■ **Extracted data entries**:
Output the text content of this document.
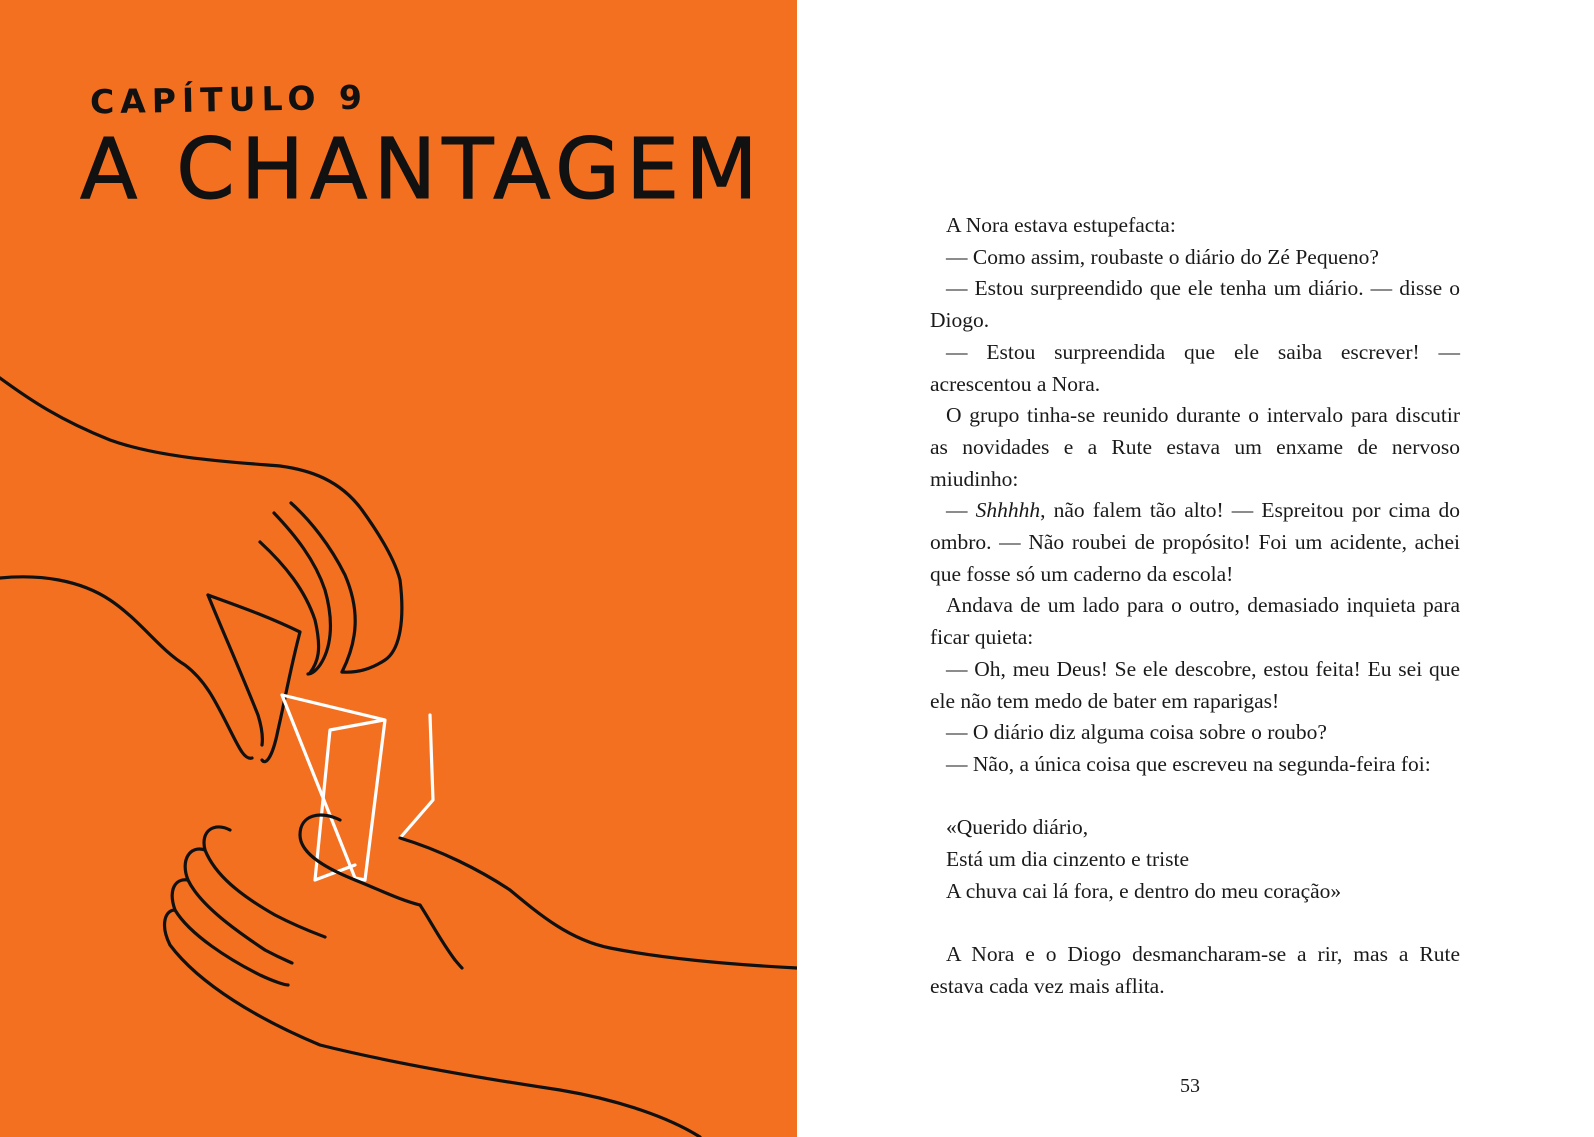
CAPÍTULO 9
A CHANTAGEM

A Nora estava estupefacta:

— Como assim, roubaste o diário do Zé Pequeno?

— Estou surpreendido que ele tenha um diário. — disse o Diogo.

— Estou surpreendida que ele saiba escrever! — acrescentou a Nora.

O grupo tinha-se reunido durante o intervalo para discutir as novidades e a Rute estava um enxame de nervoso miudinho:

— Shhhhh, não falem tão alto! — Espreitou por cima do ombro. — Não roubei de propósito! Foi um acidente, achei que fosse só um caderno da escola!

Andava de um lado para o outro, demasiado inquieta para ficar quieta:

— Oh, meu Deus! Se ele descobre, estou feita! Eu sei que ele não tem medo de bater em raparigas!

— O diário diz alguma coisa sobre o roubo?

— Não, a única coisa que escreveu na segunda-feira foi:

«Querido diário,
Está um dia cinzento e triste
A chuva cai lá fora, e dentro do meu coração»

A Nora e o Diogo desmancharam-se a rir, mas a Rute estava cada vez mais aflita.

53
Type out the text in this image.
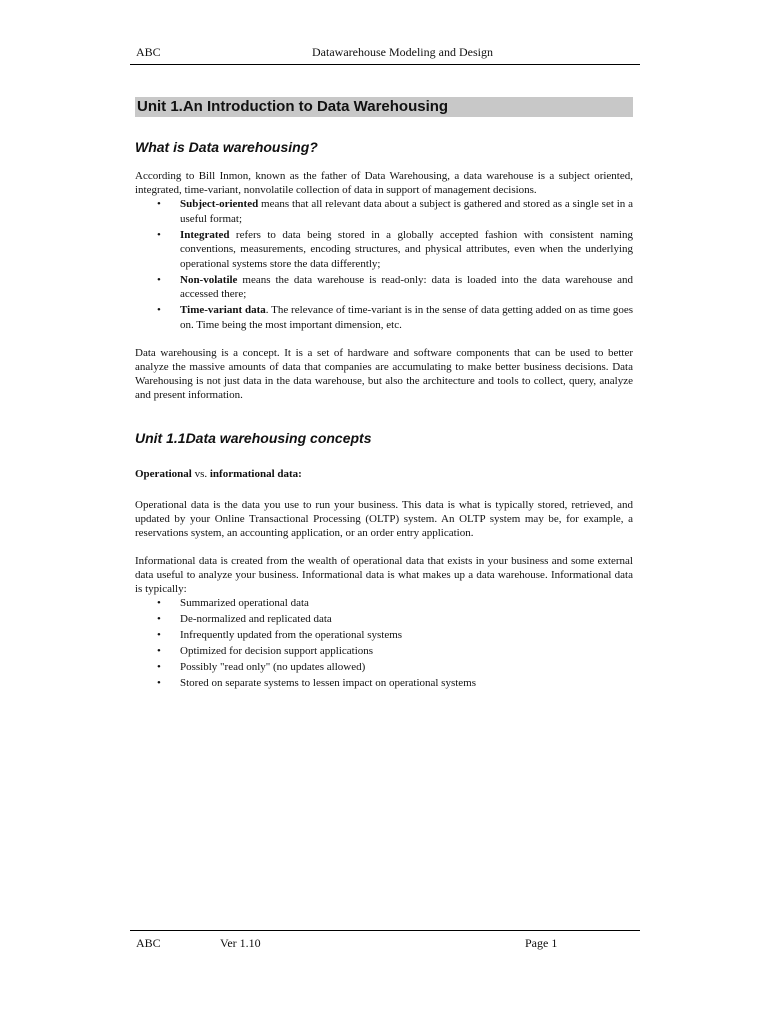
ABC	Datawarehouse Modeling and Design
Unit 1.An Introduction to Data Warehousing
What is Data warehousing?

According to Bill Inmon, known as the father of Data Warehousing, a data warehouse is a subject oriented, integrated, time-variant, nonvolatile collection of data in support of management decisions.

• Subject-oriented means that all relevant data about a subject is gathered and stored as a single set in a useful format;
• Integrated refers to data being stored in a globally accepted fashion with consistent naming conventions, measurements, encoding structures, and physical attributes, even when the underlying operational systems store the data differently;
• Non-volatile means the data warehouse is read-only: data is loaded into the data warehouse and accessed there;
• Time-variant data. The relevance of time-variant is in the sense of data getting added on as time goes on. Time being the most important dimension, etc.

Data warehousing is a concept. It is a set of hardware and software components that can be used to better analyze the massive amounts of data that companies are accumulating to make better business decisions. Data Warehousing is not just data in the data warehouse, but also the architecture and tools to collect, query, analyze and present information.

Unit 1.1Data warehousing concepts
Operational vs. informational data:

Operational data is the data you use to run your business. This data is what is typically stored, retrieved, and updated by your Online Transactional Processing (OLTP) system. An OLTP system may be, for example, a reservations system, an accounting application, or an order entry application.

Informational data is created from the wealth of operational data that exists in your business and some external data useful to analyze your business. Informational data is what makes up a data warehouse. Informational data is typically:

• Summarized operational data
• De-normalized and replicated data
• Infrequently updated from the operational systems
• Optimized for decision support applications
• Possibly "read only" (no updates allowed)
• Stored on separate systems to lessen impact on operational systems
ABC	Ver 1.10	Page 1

--

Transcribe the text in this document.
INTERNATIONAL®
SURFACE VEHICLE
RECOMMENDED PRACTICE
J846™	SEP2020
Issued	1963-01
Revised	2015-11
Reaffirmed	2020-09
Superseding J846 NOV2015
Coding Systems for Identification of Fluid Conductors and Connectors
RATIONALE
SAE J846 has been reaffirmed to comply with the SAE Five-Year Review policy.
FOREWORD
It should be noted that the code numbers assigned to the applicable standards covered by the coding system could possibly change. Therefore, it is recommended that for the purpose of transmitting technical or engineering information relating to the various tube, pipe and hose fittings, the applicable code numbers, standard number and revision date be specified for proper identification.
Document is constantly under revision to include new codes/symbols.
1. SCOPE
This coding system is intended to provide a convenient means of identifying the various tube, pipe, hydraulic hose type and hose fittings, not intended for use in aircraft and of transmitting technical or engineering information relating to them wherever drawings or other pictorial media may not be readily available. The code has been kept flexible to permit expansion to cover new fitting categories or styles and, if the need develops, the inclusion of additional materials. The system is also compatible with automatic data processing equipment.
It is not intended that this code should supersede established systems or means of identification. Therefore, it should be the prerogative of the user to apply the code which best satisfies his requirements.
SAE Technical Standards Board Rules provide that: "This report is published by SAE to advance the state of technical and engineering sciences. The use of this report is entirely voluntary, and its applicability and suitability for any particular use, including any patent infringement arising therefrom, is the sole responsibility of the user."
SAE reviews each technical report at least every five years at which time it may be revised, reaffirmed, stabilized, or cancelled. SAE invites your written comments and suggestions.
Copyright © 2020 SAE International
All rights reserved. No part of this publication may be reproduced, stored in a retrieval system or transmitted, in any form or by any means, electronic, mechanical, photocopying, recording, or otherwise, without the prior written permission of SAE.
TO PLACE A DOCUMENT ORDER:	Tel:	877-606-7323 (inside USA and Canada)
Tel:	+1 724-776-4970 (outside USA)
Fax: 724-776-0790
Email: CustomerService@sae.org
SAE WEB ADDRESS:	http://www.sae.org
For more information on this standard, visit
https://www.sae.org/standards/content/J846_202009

■ **The exercise**:
Go through the material line by line. Show each line that contains the string "should".

■ **Task result**:
It should be noted that the code numbers assigned to the applicable standards covered by the coding system could possibly change. Therefore, it is recommended that for the purpose of transmitting technical or engineering information relating to the various tube, pipe and hose fittings, the applicable code numbers, standard number and revision date be specified for proper identification.
It is not intended that this code should supersede established systems or means of identification. Therefore, it should be the prerogative of the user to apply the code which best satisfies his requirements.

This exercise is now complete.